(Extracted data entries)
* Begin *

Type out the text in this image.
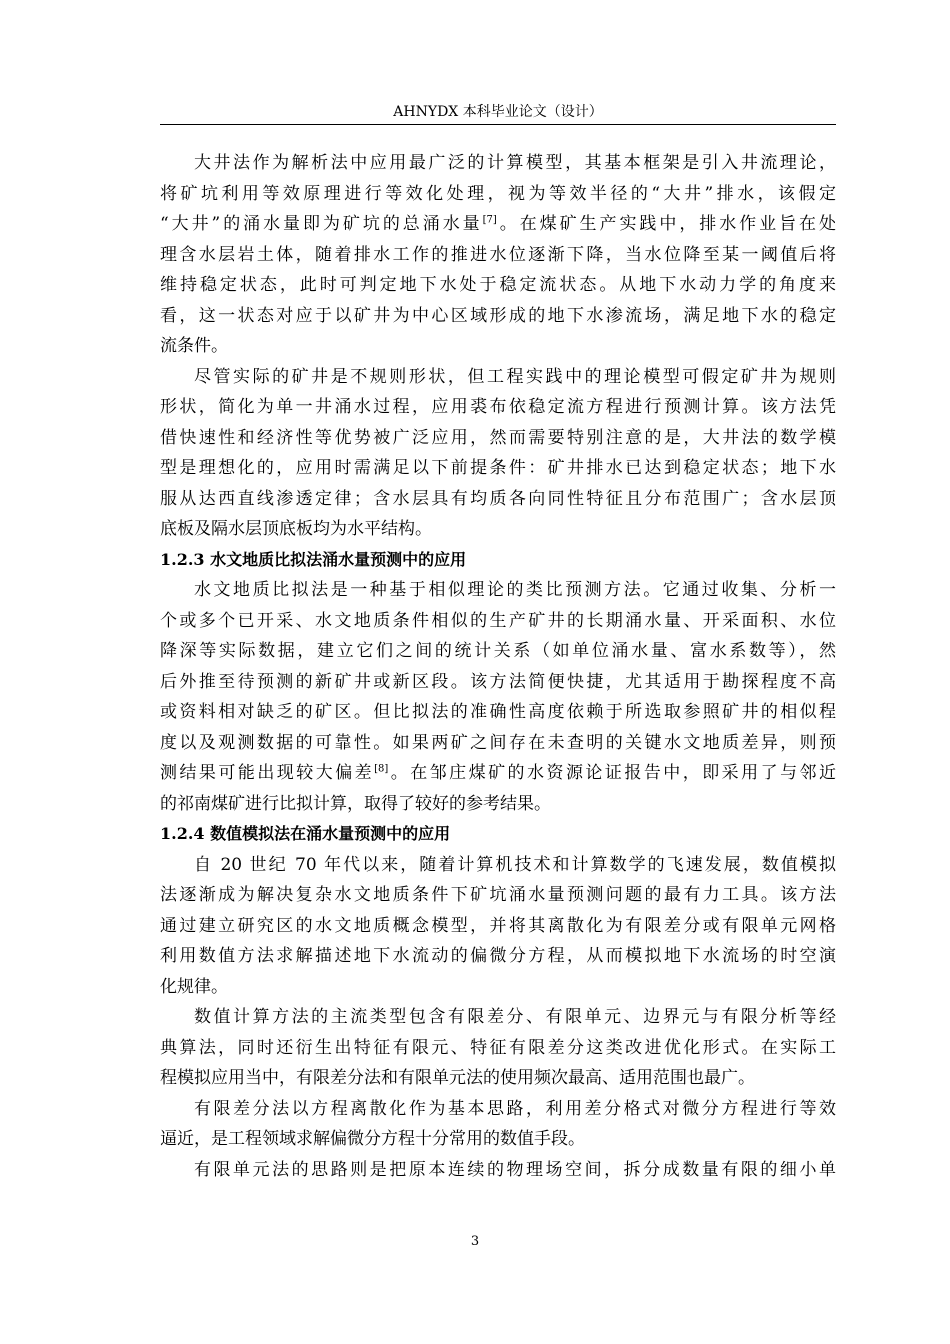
AHNYDX 本科毕业论文（设计）
大井法作为解析法中应用最广泛的计算模型，其基本框架是引入井流理论，
将矿坑利用等效原理进行等效化处理，视为等效半径的“大井”排水，该假定
“大井”的涌水量即为矿坑的总涌水量[7]。在煤矿生产实践中，排水作业旨在处
理含水层岩土体，随着排水工作的推进水位逐渐下降，当水位降至某一阈值后将
维持稳定状态，此时可判定地下水处于稳定流状态。从地下水动力学的角度来
看，这一状态对应于以矿井为中心区域形成的地下水渗流场，满足地下水的稳定
流条件。
尽管实际的矿井是不规则形状，但工程实践中的理论模型可假定矿井为规则
形状，简化为单一井涌水过程，应用裘布依稳定流方程进行预测计算。该方法凭
借快速性和经济性等优势被广泛应用，然而需要特别注意的是，大井法的数学模
型是理想化的，应用时需满足以下前提条件：矿井排水已达到稳定状态；地下水
服从达西直线渗透定律；含水层具有均质各向同性特征且分布范围广；含水层顶
底板及隔水层顶底板均为水平结构。
1.2.3 水文地质比拟法涌水量预测中的应用
水文地质比拟法是一种基于相似理论的类比预测方法。它通过收集、分析一
个或多个已开采、水文地质条件相似的生产矿井的长期涌水量、开采面积、水位
降深等实际数据，建立它们之间的统计关系（如单位涌水量、富水系数等），然
后外推至待预测的新矿井或新区段。该方法简便快捷，尤其适用于勘探程度不高
或资料相对缺乏的矿区。但比拟法的准确性高度依赖于所选取参照矿井的相似程
度以及观测数据的可靠性。如果两矿之间存在未查明的关键水文地质差异，则预
测结果可能出现较大偏差[8]。在邹庄煤矿的水资源论证报告中，即采用了与邻近
的祁南煤矿进行比拟计算，取得了较好的参考结果。
1.2.4 数值模拟法在涌水量预测中的应用
自 20 世纪 70 年代以来，随着计算机技术和计算数学的飞速发展，数值模拟
法逐渐成为解决复杂水文地质条件下矿坑涌水量预测问题的最有力工具。该方法
通过建立研究区的水文地质概念模型，并将其离散化为有限差分或有限单元网格
利用数值方法求解描述地下水流动的偏微分方程，从而模拟地下水流场的时空演
化规律。
数值计算方法的主流类型包含有限差分、有限单元、边界元与有限分析等经
典算法，同时还衍生出特征有限元、特征有限差分这类改进优化形式。在实际工
程模拟应用当中，有限差分法和有限单元法的使用频次最高、适用范围也最广。
有限差分法以方程离散化作为基本思路，利用差分格式对微分方程进行等效
逼近，是工程领域求解偏微分方程十分常用的数值手段。
有限单元法的思路则是把原本连续的物理场空间，拆分成数量有限的细小单
3
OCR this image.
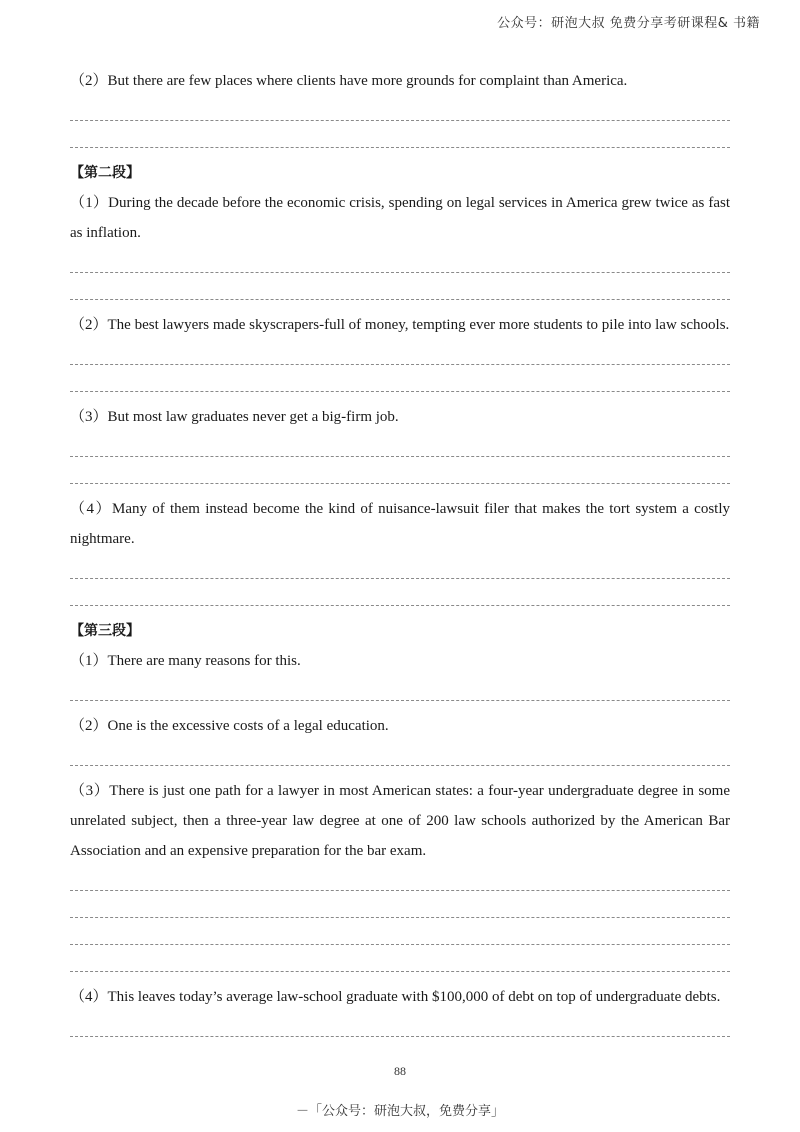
公众号：研泡大叔 免费分享考研课程& 书籍

（2）But there are few places where clients have more grounds for complaint than America.

【第二段】

（1）During the decade before the economic crisis, spending on legal services in America grew twice as fast as inflation.

（2）The best lawyers made skyscrapers-full of money, tempting ever more students to pile into law schools.

（3）But most law graduates never get a big-firm job.

（4）Many of them instead become the kind of nuisance-lawsuit filer that makes the tort system a costly nightmare.

【第三段】

（1）There are many reasons for this.

（2）One is the excessive costs of a legal education.

（3）There is just one path for a lawyer in most American states: a four-year undergraduate degree in some unrelated subject, then a three-year law degree at one of 200 law schools authorized by the American Bar Association and an expensive preparation for the bar exam.

（4）This leaves today’s average law-school graduate with $100,000 of debt on top of undergraduate debts.

88
－「公众号：研泡大叔，免费分享」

* End *

** WHAT YOU ARE ASKED TO DO **
Pictures in the records above are not copied; print everything else exactly.

** TASK RESPONSE **
Type out the text in this image.
AHNYDX 本科毕业论文（设计）
大井法作为解析法中应用最广泛的计算模型，其基本框架是引入井流理论，
将矿坑利用等效原理进行等效化处理，视为等效半径的“大井”排水，该假定
“大井”的涌水量即为矿坑的总涌水量[7]。在煤矿生产实践中，排水作业旨在处
理含水层岩土体，随着排水工作的推进水位逐渐下降，当水位降至某一阈值后将
维持稳定状态，此时可判定地下水处于稳定流状态。从地下水动力学的角度来
看，这一状态对应于以矿井为中心区域形成的地下水渗流场，满足地下水的稳定
流条件。
尽管实际的矿井是不规则形状，但工程实践中的理论模型可假定矿井为规则
形状，简化为单一井涌水过程，应用裘布依稳定流方程进行预测计算。该方法凭
借快速性和经济性等优势被广泛应用，然而需要特别注意的是，大井法的数学模
型是理想化的，应用时需满足以下前提条件：矿井排水已达到稳定状态；地下水
服从达西直线渗透定律；含水层具有均质各向同性特征且分布范围广；含水层顶
底板及隔水层顶底板均为水平结构。
1.2.3 水文地质比拟法涌水量预测中的应用
水文地质比拟法是一种基于相似理论的类比预测方法。它通过收集、分析一
个或多个已开采、水文地质条件相似的生产矿井的长期涌水量、开采面积、水位
降深等实际数据，建立它们之间的统计关系（如单位涌水量、富水系数等），然
后外推至待预测的新矿井或新区段。该方法简便快捷，尤其适用于勘探程度不高
或资料相对缺乏的矿区。但比拟法的准确性高度依赖于所选取参照矿井的相似程
度以及观测数据的可靠性。如果两矿之间存在未查明的关键水文地质差异，则预
测结果可能出现较大偏差[8]。在邹庄煤矿的水资源论证报告中，即采用了与邻近
的祁南煤矿进行比拟计算，取得了较好的参考结果。
1.2.4 数值模拟法在涌水量预测中的应用
自 20 世纪 70 年代以来，随着计算机技术和计算数学的飞速发展，数值模拟
法逐渐成为解决复杂水文地质条件下矿坑涌水量预测问题的最有力工具。该方法
通过建立研究区的水文地质概念模型，并将其离散化为有限差分或有限单元网格
利用数值方法求解描述地下水流动的偏微分方程，从而模拟地下水流场的时空演
化规律。
数值计算方法的主流类型包含有限差分、有限单元、边界元与有限分析等经
典算法，同时还衍生出特征有限元、特征有限差分这类改进优化形式。在实际工
程模拟应用当中，有限差分法和有限单元法的使用频次最高、适用范围也最广。
有限差分法以方程离散化作为基本思路，利用差分格式对微分方程进行等效
逼近，是工程领域求解偏微分方程十分常用的数值手段。
有限单元法的思路则是把原本连续的物理场空间，拆分成数量有限的细小单
3
OCR this image.
公众号：研泡大叔 免费分享考研课程& 书籍

（2）But there are few places where clients have more grounds for complaint than America.

【第二段】

（1）During the decade before the economic crisis, spending on legal services in America grew twice as fast as inflation.

（2）The best lawyers made skyscrapers-full of money, tempting ever more students to pile into law schools.

（3）But most law graduates never get a big-firm job.

（4）Many of them instead become the kind of nuisance-lawsuit filer that makes the tort system a costly nightmare.

【第三段】

（1）There are many reasons for this.

（2）One is the excessive costs of a legal education.

（3）There is just one path for a lawyer in most American states: a four-year undergraduate degree in some unrelated subject, then a three-year law degree at one of 200 law schools authorized by the American Bar Association and an expensive preparation for the bar exam.

（4）This leaves today’s average law-school graduate with $100,000 of debt on top of undergraduate debts.

88
－「公众号：研泡大叔，免费分享」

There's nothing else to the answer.